§ Task statement: Output each entry exactly; skip nothing.

§ Data shown:

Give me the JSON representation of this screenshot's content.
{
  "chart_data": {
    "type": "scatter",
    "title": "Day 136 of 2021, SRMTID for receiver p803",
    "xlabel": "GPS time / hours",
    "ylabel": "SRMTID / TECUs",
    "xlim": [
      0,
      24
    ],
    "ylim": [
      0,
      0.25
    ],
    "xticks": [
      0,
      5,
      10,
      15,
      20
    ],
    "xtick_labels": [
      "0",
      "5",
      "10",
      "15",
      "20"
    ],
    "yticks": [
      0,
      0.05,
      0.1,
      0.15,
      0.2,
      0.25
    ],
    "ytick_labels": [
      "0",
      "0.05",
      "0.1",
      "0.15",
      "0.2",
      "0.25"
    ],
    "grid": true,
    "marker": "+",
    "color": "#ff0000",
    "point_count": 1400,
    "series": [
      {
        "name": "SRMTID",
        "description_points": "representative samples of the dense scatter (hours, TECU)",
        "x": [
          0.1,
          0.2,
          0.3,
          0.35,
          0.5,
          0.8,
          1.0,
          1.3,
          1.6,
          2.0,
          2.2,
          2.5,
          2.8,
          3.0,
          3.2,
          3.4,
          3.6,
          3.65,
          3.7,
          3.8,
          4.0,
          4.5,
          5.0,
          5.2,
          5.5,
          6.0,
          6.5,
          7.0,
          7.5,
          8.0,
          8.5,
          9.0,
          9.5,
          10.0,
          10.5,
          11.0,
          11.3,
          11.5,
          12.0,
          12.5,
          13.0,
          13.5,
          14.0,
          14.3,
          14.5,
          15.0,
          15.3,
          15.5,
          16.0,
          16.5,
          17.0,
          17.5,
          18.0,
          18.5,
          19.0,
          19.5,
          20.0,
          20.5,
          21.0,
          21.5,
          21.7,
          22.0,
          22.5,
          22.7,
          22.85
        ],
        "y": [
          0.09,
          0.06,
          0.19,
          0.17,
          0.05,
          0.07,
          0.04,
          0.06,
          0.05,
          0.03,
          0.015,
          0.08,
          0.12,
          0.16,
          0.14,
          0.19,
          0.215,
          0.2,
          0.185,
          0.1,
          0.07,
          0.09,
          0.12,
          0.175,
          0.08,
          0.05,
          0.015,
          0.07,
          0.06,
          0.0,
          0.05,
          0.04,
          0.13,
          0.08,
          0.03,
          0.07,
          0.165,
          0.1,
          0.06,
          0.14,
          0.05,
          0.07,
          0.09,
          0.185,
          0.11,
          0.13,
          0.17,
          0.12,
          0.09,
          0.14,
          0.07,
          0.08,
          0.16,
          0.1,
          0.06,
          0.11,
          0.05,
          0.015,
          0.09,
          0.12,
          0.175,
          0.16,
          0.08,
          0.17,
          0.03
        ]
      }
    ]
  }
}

§ Solution for this exercise:
Give me the JSON representation of this screenshot's content.
{
  "chart_data": {
    "type": "scatter",
    "title": "Day 136 of 2021, SRMTID for receiver p803",
    "xlabel": "GPS time / hours",
    "ylabel": "SRMTID / TECUs",
    "xlim": [
      0,
      24
    ],
    "ylim": [
      0,
      0.25
    ],
    "xticks": [
      0,
      5,
      10,
      15,
      20
    ],
    "xtick_labels": [
      "0",
      "5",
      "10",
      "15",
      "20"
    ],
    "yticks": [
      0,
      0.05,
      0.1,
      0.15,
      0.2,
      0.25
    ],
    "ytick_labels": [
      "0",
      "0.05",
      "0.1",
      "0.15",
      "0.2",
      "0.25"
    ],
    "grid": true,
    "marker": "+",
    "color": "#ff0000",
    "point_count": 1400,
    "series": [
      {
        "name": "SRMTID",
        "description_points": "representative samples of the dense scatter (hours, TECU)",
        "x": [
          0.1,
          0.2,
          0.3,
          0.35,
          0.5,
          0.8,
          1.0,
          1.3,
          1.6,
          2.0,
          2.2,
          2.5,
          2.8,
          3.0,
          3.2,
          3.4,
          3.6,
          3.65,
          3.7,
          3.8,
          4.0,
          4.5,
          5.0,
          5.2,
          5.5,
          6.0,
          6.5,
          7.0,
          7.5,
          8.0,
          8.5,
          9.0,
          9.5,
          10.0,
          10.5,
          11.0,
          11.3,
          11.5,
          12.0,
          12.5,
          13.0,
          13.5,
          14.0,
          14.3,
          14.5,
          15.0,
          15.3,
          15.5,
          16.0,
          16.5,
          17.0,
          17.5,
          18.0,
          18.5,
          19.0,
          19.5,
          20.0,
          20.5,
          21.0,
          21.5,
          21.7,
          22.0,
          22.5,
          22.7,
          22.85
        ],
        "y": [
          0.09,
          0.06,
          0.19,
          0.17,
          0.05,
          0.07,
          0.04,
          0.06,
          0.05,
          0.03,
          0.015,
          0.08,
          0.12,
          0.16,
          0.14,
          0.19,
          0.215,
          0.2,
          0.185,
          0.1,
          0.07,
          0.09,
          0.12,
          0.175,
          0.08,
          0.05,
          0.015,
          0.07,
          0.06,
          0.0,
          0.05,
          0.04,
          0.13,
          0.08,
          0.03,
          0.07,
          0.165,
          0.1,
          0.06,
          0.14,
          0.05,
          0.07,
          0.09,
          0.185,
          0.11,
          0.13,
          0.17,
          0.12,
          0.09,
          0.14,
          0.07,
          0.08,
          0.16,
          0.1,
          0.06,
          0.11,
          0.05,
          0.015,
          0.09,
          0.12,
          0.175,
          0.16,
          0.08,
          0.17,
          0.03
        ]
      }
    ]
  }
}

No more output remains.